What is expected
Select all lines in the records that include "plots".

Input rows
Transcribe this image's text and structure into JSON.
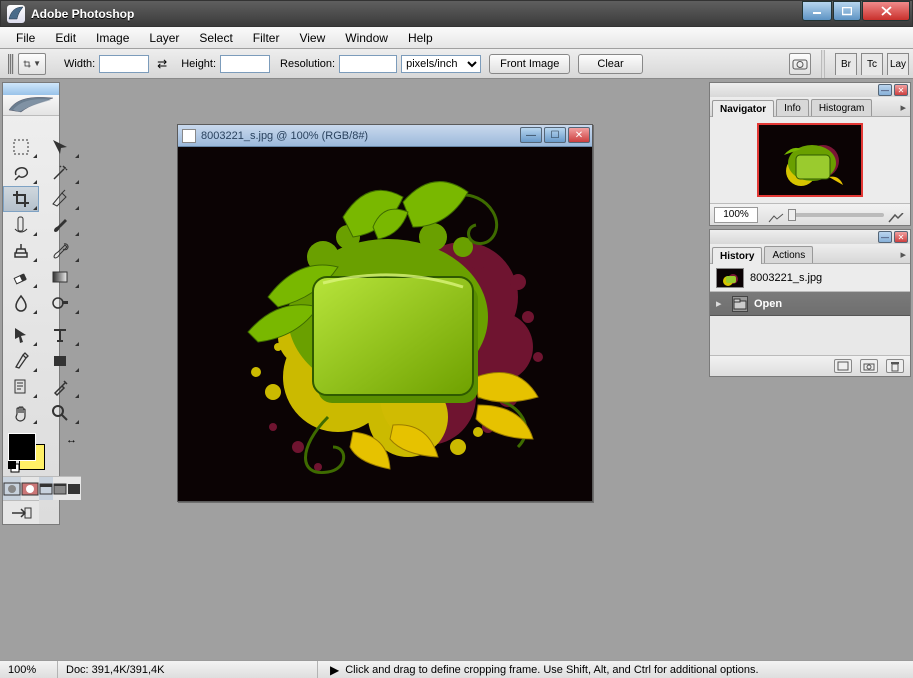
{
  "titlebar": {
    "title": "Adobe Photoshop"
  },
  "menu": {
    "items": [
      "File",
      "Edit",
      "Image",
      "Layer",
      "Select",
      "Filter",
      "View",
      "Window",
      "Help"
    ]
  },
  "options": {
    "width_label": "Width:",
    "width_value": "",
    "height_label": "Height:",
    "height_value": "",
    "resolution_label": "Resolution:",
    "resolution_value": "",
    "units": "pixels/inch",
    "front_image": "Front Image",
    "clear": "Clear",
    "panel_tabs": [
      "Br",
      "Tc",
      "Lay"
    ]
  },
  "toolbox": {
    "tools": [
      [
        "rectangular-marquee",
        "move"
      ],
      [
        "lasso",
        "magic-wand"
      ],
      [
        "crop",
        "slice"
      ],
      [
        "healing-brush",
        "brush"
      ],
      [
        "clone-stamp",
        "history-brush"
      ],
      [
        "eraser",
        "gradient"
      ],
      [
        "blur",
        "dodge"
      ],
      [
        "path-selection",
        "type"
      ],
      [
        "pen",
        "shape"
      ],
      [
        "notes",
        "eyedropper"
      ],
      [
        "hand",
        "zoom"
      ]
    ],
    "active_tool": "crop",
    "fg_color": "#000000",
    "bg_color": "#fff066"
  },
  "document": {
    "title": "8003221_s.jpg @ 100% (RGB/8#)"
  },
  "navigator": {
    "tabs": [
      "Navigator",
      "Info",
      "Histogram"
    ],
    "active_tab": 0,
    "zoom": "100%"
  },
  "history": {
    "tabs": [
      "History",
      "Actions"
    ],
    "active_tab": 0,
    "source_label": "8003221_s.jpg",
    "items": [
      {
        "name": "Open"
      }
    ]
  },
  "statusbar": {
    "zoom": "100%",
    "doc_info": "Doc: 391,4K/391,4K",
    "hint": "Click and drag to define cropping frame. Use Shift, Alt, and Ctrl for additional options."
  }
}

---

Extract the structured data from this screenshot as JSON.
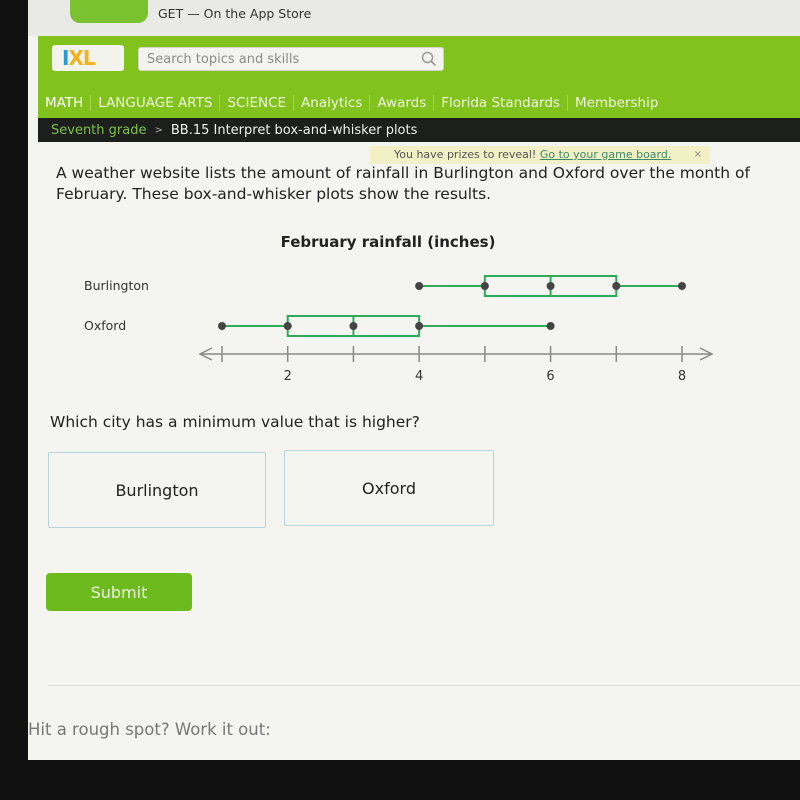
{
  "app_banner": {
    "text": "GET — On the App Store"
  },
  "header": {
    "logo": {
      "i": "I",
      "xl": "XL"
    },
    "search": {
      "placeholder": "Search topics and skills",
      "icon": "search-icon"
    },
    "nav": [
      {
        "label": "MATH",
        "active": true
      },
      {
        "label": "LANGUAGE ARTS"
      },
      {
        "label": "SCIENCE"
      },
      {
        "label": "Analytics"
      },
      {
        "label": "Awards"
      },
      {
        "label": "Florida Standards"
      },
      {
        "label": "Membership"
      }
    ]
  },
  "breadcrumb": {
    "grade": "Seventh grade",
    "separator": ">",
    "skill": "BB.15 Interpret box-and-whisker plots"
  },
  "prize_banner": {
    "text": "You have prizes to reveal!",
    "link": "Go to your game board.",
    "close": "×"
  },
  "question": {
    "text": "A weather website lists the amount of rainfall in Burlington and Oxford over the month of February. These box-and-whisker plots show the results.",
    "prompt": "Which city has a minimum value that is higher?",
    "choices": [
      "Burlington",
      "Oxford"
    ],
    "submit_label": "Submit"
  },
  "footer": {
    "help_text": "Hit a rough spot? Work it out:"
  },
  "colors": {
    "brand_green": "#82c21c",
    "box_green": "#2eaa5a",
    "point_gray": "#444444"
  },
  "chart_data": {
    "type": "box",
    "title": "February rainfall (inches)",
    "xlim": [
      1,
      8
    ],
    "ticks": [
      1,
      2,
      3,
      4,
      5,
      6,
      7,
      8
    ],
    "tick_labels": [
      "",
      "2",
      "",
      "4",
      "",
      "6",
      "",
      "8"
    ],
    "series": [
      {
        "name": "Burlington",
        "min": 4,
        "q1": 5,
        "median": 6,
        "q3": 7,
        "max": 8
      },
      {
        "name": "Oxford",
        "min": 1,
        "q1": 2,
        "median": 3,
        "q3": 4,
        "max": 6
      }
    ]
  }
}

Result of this exercise
    "skill": "BB.15 Interpret box-and-whisker plots"
    "text": "A weather website lists the amount of rainfall in Burlington and Oxford over the month of February. These box-and-whisker plots show the results.",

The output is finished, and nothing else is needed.